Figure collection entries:
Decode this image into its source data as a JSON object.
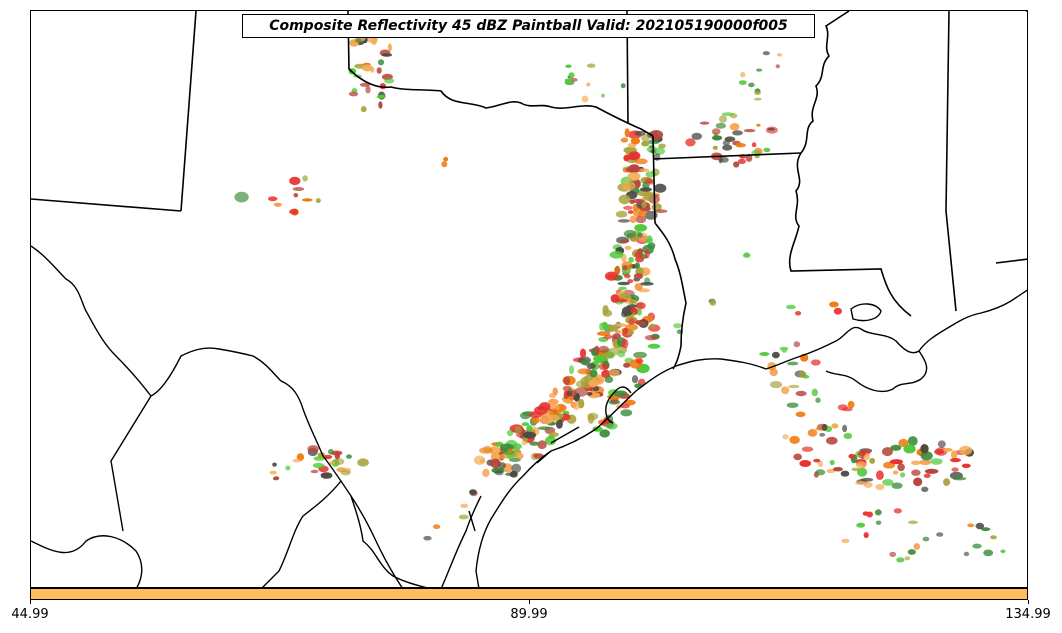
{
  "title": "Composite Reflectivity 45 dBZ Paintball Valid: 202105190000f005",
  "colors": {
    "background": "#ffffff",
    "borders": "#000000",
    "colorbar_fill": "#fcbf5b",
    "paintball_palette": [
      "#e8312e",
      "#f07b12",
      "#f5a952",
      "#51c93a",
      "#3a8c3a",
      "#a8a33a",
      "#b8463c",
      "#4a4a44"
    ]
  },
  "colorbar": {
    "ticks": [
      "44.99",
      "89.99",
      "134.99"
    ],
    "tick_values": [
      44.99,
      89.99,
      134.99
    ],
    "range": [
      44.99,
      134.99
    ]
  },
  "map": {
    "region": "southern-plains-gulf-coast",
    "layers": [
      "state-borders",
      "coastline",
      "international-border",
      "paintball-reflectivity"
    ]
  }
}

» Task objective:
Reproduce the whole listing above word for word, but not its pictures.

» Output for this task:
Decode this image into its source data as a JSON object.
{
  "title": "Composite Reflectivity 45 dBZ Paintball Valid: 202105190000f005",
  "colors": {
    "background": "#ffffff",
    "borders": "#000000",
    "colorbar_fill": "#fcbf5b",
    "paintball_palette": [
      "#e8312e",
      "#f07b12",
      "#f5a952",
      "#51c93a",
      "#3a8c3a",
      "#a8a33a",
      "#b8463c",
      "#4a4a44"
    ]
  },
  "colorbar": {
    "ticks": [
      "44.99",
      "89.99",
      "134.99"
    ],
    "tick_values": [
      44.99,
      89.99,
      134.99
    ],
    "range": [
      44.99,
      134.99
    ]
  },
  "map": {
    "region": "southern-plains-gulf-coast",
    "layers": [
      "state-borders",
      "coastline",
      "international-border",
      "paintball-reflectivity"
    ]
  }
}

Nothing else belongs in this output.